Scan the data that follows and count the lines with the string "name"; answer with the count alone.

- Excerpts from a figure dataset:
+ + + + +

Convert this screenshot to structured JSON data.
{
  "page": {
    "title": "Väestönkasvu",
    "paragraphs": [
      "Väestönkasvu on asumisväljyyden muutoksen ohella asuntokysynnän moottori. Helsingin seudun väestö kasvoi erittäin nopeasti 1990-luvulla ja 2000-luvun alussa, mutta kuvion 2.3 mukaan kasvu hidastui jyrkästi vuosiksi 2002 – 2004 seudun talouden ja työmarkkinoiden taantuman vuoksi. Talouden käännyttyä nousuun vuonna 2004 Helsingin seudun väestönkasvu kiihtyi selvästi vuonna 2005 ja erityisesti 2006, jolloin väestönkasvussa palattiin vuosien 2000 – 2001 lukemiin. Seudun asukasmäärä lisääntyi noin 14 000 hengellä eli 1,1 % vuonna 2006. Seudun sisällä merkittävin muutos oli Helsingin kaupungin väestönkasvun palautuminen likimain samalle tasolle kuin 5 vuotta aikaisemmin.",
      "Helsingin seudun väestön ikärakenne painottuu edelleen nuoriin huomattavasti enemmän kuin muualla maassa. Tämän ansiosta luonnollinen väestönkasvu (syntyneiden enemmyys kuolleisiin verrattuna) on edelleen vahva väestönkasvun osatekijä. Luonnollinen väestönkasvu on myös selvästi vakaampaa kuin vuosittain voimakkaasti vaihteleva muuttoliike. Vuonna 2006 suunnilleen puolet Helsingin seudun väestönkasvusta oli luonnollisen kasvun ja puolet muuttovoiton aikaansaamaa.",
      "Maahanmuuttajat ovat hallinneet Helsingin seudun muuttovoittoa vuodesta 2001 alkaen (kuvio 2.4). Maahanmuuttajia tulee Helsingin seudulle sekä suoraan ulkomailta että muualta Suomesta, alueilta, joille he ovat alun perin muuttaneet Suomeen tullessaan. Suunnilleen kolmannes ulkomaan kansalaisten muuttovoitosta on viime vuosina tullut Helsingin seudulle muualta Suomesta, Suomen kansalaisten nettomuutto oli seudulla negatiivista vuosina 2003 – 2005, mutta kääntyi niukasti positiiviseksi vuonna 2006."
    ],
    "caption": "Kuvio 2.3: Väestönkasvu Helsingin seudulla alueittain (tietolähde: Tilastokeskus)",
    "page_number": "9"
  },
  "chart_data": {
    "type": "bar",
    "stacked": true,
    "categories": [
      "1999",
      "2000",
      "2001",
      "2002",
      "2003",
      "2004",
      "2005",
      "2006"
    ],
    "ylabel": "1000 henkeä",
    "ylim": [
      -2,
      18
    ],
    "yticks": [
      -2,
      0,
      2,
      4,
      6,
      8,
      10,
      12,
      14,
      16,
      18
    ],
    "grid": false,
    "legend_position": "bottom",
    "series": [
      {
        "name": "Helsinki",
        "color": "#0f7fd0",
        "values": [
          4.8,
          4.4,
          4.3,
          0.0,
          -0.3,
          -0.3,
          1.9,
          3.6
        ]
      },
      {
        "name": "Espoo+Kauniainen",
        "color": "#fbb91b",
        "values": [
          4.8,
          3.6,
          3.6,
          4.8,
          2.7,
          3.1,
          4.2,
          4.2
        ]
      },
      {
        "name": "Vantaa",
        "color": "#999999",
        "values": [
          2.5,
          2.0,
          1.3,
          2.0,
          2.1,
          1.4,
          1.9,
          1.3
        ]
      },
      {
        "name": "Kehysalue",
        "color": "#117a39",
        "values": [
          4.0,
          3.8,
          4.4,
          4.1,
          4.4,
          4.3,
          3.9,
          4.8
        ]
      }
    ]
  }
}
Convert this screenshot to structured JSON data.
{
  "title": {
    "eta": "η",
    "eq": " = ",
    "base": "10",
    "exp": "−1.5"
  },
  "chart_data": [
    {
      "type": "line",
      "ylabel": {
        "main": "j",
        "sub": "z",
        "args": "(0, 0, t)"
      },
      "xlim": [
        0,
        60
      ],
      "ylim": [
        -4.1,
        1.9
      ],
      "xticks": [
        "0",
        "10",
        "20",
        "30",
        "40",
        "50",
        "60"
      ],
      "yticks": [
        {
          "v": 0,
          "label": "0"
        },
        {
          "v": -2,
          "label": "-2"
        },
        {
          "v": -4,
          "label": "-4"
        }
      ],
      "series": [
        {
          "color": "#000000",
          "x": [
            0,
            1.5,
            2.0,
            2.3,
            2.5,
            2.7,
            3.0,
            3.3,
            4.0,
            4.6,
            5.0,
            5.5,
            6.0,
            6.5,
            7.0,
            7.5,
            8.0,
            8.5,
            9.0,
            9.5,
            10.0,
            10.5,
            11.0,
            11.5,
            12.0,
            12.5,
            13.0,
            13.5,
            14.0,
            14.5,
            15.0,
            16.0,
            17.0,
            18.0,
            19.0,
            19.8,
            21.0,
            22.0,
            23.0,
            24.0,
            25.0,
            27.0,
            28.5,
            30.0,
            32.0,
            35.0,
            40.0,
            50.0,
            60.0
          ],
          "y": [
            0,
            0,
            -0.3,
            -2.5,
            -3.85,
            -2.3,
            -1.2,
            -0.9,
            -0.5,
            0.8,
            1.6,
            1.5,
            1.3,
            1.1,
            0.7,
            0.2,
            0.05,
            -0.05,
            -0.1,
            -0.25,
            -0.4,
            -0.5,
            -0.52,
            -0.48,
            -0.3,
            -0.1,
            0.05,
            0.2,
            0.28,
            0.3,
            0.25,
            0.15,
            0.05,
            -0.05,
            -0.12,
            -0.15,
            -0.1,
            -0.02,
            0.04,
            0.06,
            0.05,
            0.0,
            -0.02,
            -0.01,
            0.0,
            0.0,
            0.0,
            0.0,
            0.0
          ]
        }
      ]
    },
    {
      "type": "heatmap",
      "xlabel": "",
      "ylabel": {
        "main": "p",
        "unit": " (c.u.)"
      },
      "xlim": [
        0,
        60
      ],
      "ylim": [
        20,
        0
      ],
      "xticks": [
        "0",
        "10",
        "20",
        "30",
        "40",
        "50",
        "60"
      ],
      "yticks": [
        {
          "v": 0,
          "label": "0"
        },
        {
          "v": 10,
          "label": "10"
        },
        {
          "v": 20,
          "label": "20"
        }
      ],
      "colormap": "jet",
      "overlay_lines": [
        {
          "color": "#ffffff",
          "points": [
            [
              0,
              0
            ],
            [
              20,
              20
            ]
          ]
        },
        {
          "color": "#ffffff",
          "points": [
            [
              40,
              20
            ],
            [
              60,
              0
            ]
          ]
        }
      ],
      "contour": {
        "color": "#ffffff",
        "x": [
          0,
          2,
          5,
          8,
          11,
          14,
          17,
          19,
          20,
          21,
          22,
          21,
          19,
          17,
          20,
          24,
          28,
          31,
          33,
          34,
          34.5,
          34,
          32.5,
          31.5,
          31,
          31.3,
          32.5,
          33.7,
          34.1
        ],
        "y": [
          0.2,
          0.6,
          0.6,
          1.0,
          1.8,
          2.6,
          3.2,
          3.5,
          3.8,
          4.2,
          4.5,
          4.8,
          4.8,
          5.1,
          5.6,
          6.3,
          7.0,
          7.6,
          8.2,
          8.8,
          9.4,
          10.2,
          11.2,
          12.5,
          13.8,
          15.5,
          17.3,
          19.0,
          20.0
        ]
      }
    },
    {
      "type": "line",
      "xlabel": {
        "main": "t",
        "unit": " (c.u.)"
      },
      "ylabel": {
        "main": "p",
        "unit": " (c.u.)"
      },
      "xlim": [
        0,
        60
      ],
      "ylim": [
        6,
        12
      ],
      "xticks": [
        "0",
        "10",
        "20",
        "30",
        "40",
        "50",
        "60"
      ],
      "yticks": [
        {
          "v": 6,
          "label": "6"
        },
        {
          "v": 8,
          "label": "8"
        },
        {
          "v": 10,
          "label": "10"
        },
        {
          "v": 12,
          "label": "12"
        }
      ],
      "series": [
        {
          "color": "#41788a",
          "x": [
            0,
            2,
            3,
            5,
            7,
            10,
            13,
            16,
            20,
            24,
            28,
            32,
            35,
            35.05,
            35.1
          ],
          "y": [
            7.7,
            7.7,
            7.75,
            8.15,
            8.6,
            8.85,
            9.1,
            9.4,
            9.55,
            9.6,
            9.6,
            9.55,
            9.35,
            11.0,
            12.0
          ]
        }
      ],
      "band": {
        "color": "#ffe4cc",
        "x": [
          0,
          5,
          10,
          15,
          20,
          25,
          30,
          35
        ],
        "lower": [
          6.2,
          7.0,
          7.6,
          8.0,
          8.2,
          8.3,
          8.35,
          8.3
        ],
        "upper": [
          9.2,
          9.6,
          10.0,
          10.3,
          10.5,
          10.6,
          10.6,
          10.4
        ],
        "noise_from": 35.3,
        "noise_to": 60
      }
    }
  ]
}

+ + + + +

- Problem solution:
4